GOAL OF THE EXERCISE – Find each line with "Dívida" and copy it.

Figure record listings
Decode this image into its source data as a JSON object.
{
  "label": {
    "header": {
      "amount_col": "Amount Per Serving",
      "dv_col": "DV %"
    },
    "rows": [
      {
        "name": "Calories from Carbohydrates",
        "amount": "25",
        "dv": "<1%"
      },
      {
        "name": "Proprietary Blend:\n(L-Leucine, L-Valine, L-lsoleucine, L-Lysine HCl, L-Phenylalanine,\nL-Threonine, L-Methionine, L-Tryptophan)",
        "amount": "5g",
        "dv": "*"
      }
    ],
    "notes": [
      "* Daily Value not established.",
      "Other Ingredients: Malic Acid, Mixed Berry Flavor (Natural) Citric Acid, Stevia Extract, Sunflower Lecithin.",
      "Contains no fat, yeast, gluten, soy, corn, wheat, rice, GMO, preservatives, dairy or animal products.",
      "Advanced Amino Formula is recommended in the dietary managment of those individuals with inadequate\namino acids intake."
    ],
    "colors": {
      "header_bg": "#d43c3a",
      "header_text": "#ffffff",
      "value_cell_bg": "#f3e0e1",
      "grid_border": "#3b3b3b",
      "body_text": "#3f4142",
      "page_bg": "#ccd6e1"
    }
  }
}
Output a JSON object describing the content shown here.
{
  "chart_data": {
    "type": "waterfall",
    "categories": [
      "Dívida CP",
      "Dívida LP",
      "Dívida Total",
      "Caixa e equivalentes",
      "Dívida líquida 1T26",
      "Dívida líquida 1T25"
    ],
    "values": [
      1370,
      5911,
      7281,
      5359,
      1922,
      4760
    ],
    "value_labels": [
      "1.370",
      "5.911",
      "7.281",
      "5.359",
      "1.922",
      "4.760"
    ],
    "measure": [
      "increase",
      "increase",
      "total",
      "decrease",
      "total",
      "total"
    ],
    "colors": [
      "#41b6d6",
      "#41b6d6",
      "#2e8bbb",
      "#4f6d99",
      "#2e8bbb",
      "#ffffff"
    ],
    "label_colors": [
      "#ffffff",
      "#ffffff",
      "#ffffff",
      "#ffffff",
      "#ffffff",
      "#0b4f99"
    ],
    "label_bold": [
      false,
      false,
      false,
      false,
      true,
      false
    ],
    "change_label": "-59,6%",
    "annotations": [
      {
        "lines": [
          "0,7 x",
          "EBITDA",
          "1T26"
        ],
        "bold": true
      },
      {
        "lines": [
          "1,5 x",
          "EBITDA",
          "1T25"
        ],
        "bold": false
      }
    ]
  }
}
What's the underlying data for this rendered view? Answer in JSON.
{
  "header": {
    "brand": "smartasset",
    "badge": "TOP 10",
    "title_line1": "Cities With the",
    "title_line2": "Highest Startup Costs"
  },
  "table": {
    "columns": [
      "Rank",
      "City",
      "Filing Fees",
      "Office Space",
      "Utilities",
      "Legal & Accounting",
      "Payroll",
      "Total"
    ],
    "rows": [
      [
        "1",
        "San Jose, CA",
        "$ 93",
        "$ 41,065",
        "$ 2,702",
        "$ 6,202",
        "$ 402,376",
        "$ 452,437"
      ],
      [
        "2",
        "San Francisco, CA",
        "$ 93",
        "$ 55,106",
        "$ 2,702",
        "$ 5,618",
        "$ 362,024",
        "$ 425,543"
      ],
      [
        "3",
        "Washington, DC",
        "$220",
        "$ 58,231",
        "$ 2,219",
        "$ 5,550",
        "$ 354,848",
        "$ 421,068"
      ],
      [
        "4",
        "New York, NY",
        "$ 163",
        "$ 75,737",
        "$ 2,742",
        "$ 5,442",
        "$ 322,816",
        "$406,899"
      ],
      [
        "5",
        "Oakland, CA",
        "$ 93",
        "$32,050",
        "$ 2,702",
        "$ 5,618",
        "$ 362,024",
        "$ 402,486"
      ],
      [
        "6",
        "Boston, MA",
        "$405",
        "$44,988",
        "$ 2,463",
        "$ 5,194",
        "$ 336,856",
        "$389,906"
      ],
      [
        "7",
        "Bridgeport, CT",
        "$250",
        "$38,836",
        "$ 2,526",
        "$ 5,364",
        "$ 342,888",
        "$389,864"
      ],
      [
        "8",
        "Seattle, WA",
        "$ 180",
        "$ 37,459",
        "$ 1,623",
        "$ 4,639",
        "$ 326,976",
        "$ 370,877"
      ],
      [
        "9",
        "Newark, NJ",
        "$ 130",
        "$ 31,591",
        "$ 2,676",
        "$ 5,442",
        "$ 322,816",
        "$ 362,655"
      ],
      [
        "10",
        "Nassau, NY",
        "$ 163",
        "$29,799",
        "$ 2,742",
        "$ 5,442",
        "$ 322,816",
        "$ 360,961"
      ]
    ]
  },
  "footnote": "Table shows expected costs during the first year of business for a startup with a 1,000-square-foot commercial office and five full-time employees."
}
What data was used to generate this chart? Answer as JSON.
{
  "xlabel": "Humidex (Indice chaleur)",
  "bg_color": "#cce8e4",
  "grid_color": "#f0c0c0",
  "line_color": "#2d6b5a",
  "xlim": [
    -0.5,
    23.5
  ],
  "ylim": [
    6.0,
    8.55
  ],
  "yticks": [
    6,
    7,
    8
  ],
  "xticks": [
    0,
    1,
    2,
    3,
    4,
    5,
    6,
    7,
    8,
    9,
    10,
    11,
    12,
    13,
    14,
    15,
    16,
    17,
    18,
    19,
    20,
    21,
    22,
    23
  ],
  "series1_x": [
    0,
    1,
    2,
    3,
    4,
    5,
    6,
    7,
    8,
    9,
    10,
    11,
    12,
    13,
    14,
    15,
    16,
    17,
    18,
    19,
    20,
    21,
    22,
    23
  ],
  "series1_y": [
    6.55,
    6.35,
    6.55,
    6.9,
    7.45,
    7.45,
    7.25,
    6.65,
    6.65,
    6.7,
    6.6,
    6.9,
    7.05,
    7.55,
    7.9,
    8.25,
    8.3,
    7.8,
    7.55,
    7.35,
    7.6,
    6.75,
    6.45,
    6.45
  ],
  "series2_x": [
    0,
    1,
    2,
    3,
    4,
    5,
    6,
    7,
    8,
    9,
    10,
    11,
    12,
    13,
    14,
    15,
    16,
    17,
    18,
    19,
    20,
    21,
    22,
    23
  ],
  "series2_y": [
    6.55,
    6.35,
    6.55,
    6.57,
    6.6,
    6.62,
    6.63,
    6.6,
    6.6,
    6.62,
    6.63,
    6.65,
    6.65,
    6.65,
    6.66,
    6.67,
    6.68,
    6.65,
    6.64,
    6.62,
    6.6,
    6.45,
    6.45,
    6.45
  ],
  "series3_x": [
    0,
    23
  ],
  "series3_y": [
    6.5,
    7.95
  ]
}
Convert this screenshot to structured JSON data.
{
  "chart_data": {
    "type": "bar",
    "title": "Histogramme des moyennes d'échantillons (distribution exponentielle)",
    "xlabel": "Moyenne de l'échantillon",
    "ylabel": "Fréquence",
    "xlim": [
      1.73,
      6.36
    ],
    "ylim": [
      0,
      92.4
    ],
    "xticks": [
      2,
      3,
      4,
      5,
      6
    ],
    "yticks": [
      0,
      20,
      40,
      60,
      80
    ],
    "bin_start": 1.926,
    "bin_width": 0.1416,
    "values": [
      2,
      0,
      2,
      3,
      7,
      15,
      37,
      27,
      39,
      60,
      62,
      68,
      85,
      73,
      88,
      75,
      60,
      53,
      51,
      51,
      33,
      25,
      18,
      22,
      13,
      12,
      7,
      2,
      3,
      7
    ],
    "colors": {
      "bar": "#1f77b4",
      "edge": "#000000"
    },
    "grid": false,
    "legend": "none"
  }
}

PROBLEM SOLUTION –
      "Dívida CP",
      "Dívida LP",
      "Dívida Total",
      "Dívida líquida 1T26",
      "Dívida líquida 1T25"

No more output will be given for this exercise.